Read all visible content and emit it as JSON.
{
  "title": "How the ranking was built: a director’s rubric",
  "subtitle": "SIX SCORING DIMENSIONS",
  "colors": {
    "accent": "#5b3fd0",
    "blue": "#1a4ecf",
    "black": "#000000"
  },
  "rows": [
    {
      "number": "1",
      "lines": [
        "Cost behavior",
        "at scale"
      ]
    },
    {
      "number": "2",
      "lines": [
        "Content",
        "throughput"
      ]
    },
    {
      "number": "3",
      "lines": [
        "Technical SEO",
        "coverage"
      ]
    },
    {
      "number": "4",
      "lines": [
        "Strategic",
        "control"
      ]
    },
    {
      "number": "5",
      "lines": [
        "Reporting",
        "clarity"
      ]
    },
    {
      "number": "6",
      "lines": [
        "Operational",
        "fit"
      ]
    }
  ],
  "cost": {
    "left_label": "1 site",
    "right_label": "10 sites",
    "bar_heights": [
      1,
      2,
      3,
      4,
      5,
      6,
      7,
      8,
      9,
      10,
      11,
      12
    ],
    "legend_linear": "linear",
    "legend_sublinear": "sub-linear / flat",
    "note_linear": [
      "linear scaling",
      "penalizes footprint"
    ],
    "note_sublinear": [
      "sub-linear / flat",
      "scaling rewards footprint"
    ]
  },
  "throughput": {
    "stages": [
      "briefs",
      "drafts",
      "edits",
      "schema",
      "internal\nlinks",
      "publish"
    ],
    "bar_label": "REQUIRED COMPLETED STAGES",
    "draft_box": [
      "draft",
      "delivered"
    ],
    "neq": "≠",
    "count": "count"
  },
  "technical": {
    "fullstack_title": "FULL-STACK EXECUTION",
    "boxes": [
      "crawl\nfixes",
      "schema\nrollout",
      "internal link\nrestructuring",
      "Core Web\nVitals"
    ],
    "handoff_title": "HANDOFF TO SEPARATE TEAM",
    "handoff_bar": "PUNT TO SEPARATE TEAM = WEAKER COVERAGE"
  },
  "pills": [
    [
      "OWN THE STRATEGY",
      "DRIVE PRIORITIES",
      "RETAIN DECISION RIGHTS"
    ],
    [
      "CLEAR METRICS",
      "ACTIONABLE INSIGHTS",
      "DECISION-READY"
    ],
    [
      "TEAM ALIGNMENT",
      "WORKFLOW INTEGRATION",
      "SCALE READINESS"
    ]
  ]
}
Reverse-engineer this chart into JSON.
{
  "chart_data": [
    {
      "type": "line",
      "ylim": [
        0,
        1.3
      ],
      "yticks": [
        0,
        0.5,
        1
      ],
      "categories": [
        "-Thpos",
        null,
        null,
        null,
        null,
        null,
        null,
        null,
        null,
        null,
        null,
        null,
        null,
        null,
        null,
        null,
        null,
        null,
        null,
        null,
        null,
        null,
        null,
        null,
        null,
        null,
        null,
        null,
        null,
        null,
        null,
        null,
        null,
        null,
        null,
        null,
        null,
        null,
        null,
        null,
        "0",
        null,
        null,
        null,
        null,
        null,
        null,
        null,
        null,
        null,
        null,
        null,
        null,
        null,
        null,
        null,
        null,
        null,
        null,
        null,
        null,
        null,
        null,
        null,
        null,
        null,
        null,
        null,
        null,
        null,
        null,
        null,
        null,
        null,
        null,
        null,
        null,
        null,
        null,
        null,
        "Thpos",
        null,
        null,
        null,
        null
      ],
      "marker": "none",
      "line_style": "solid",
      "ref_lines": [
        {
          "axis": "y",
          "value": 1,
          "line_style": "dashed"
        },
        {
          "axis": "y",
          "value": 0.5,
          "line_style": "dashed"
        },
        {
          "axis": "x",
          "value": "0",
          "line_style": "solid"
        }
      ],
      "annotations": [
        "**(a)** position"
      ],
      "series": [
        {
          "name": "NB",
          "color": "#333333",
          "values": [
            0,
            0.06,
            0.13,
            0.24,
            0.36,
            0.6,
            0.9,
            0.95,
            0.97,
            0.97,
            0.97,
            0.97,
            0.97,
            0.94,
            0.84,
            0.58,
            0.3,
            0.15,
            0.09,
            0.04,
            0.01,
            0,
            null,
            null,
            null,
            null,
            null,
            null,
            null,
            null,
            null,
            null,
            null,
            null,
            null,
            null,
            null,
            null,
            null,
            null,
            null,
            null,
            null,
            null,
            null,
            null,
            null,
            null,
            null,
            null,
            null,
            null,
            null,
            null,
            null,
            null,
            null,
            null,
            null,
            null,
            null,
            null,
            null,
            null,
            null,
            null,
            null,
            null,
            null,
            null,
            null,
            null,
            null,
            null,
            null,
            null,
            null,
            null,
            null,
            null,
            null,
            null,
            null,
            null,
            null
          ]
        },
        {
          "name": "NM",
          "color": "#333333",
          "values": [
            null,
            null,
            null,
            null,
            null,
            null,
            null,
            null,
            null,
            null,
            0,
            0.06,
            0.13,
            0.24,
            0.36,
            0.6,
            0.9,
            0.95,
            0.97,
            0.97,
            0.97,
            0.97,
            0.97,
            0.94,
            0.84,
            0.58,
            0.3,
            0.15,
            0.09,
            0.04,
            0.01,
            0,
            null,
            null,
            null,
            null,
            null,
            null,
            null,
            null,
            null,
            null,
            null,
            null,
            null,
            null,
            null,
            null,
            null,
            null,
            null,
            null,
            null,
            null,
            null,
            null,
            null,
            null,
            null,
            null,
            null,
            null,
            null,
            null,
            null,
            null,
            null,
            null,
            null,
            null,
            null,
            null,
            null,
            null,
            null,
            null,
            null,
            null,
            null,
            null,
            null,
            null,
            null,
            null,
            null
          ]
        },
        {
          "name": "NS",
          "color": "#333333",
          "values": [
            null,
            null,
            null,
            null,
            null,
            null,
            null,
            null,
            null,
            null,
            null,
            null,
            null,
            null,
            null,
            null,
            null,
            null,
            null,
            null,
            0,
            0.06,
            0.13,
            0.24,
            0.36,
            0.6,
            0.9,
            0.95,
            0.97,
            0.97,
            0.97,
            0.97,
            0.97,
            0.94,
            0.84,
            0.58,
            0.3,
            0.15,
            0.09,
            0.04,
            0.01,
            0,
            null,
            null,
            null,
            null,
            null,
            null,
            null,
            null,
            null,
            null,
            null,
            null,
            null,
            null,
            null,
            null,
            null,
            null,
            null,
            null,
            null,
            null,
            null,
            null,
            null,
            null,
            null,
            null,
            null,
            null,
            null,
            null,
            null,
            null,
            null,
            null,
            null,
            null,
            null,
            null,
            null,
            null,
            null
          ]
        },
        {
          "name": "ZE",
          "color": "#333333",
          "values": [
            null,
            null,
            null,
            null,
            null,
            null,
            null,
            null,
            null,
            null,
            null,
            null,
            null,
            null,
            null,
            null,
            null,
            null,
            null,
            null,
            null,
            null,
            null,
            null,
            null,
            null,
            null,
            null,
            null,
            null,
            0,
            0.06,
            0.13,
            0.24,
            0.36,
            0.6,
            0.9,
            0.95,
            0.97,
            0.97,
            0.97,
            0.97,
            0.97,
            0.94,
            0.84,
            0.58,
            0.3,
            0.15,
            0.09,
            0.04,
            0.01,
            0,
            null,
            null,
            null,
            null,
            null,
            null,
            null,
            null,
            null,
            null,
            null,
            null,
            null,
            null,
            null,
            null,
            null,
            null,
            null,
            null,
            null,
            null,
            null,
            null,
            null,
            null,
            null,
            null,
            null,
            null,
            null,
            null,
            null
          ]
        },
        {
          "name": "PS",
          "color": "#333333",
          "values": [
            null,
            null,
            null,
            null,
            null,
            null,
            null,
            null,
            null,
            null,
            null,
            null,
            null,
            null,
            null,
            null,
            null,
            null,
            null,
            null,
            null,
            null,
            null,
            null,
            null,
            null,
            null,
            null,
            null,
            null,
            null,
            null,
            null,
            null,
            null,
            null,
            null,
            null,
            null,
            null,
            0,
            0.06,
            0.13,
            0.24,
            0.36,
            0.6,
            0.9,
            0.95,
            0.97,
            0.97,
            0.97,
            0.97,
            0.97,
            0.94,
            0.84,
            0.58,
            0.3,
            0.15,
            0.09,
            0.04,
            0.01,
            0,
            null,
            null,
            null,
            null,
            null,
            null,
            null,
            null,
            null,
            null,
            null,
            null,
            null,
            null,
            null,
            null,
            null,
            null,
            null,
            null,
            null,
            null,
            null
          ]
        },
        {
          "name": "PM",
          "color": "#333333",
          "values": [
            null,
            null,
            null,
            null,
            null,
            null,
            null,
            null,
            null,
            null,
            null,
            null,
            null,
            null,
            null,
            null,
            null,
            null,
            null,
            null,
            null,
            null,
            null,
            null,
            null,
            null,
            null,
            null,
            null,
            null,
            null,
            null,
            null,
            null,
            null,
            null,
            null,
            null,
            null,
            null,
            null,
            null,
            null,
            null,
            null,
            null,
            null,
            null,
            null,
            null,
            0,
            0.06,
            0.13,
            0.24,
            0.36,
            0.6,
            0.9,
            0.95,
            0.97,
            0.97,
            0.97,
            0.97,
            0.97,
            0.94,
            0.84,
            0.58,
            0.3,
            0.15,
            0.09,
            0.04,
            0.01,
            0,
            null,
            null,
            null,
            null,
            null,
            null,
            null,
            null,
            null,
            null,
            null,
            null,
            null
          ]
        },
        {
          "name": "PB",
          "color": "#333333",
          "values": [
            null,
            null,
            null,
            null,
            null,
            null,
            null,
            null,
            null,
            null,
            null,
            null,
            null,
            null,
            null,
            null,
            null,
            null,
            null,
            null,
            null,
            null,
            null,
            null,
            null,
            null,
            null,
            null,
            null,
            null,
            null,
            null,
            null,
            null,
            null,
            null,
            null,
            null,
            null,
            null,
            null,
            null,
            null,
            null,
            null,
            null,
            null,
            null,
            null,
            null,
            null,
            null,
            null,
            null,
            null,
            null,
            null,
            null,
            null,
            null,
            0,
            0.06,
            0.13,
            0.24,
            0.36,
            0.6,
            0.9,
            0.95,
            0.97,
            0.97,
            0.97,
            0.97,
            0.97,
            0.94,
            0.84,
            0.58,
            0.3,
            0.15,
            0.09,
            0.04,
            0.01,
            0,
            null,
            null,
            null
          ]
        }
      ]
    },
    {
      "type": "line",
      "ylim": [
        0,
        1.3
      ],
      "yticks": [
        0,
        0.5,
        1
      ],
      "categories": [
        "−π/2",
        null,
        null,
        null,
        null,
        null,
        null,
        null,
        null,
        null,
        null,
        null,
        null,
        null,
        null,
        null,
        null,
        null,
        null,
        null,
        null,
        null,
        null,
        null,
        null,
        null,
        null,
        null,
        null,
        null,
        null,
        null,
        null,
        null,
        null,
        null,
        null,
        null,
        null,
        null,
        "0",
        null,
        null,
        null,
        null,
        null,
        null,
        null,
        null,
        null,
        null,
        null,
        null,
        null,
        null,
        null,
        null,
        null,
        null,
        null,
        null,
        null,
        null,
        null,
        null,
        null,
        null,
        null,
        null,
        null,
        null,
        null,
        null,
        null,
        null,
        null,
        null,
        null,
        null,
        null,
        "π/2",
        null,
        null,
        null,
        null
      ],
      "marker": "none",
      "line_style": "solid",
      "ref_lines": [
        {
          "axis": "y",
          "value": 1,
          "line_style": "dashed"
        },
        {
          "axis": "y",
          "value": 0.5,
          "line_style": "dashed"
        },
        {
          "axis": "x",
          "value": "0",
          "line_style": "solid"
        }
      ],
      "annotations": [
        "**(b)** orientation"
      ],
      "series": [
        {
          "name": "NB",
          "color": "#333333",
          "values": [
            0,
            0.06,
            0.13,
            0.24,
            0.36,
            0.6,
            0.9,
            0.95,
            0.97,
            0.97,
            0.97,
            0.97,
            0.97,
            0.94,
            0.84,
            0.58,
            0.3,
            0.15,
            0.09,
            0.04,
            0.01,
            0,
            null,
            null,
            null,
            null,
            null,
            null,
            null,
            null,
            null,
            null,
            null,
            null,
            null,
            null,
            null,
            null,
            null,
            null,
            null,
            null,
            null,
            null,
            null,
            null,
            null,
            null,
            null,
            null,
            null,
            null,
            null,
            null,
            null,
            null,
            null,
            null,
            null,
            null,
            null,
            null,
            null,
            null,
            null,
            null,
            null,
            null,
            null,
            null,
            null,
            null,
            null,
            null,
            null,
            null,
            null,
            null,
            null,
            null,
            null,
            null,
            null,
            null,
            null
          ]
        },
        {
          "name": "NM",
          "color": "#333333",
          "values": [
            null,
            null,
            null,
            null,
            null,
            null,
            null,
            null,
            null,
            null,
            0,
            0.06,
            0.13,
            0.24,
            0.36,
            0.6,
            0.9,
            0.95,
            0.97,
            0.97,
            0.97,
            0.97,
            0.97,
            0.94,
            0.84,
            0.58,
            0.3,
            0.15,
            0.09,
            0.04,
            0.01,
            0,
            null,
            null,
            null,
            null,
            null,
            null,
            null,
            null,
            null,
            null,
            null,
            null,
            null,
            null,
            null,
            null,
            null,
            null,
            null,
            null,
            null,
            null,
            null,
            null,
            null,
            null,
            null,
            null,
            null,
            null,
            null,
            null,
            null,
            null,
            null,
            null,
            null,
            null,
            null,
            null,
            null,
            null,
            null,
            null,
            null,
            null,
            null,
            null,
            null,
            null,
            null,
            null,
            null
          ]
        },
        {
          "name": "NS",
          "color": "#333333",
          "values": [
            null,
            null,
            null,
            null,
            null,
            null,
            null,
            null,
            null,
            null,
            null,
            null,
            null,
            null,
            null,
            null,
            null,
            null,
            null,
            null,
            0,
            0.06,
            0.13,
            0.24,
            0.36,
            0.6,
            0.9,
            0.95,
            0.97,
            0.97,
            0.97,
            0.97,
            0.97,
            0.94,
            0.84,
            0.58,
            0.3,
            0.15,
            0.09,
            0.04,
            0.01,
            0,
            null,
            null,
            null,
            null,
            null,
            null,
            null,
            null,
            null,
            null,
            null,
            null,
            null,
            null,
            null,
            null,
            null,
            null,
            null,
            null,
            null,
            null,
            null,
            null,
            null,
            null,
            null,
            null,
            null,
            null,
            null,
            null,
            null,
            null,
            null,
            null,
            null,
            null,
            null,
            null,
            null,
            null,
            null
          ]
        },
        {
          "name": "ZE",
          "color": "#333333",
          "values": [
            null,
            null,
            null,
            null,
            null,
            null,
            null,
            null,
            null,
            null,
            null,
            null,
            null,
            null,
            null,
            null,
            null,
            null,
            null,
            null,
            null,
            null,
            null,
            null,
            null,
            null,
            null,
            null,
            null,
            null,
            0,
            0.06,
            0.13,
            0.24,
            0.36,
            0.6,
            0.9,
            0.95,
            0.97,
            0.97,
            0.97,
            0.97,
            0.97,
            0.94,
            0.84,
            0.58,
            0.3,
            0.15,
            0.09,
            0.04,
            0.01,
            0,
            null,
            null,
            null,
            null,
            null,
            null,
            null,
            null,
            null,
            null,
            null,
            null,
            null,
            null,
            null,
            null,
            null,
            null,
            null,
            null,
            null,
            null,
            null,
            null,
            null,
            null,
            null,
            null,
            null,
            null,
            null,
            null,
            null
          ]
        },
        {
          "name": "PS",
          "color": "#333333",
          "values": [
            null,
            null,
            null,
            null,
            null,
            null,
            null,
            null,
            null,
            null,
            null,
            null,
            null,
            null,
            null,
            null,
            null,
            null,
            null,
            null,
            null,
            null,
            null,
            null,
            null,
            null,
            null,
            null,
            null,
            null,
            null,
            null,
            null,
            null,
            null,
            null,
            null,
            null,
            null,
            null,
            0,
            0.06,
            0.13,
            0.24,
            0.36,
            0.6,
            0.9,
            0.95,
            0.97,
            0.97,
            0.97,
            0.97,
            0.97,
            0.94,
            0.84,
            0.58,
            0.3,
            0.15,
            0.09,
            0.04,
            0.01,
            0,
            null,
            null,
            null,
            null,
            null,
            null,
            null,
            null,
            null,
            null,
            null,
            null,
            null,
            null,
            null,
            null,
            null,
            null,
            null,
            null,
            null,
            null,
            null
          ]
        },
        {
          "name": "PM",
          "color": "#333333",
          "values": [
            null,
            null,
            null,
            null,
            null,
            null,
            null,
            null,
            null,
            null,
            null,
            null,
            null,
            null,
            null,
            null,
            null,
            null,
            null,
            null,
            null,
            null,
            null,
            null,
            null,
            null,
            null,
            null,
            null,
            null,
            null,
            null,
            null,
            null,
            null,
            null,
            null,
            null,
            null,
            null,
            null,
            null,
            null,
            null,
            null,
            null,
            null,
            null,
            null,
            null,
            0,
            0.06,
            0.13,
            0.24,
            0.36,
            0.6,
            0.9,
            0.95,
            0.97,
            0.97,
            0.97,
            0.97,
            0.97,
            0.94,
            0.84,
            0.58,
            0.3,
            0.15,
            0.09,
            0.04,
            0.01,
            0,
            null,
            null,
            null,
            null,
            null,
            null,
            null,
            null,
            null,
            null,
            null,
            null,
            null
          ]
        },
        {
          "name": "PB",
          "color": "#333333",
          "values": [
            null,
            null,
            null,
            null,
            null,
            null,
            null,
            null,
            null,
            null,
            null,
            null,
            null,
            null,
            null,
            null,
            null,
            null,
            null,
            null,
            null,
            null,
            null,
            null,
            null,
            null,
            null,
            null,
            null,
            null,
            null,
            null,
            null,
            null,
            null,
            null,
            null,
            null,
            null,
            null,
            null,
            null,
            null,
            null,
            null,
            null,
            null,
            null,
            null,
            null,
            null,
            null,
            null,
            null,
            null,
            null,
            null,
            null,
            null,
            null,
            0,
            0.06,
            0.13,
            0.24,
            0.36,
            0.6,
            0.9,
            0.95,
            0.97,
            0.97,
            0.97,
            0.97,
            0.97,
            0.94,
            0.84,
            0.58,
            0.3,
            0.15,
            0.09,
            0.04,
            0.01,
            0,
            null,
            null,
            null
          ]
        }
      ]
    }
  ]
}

● ● ● ● ● ● ●

Read through the entries and copy each line in which "number" appears.

      "number": "1",
      "number": "2",
      "number": "3",
      "number": "4",
      "number": "5",
      "number": "6",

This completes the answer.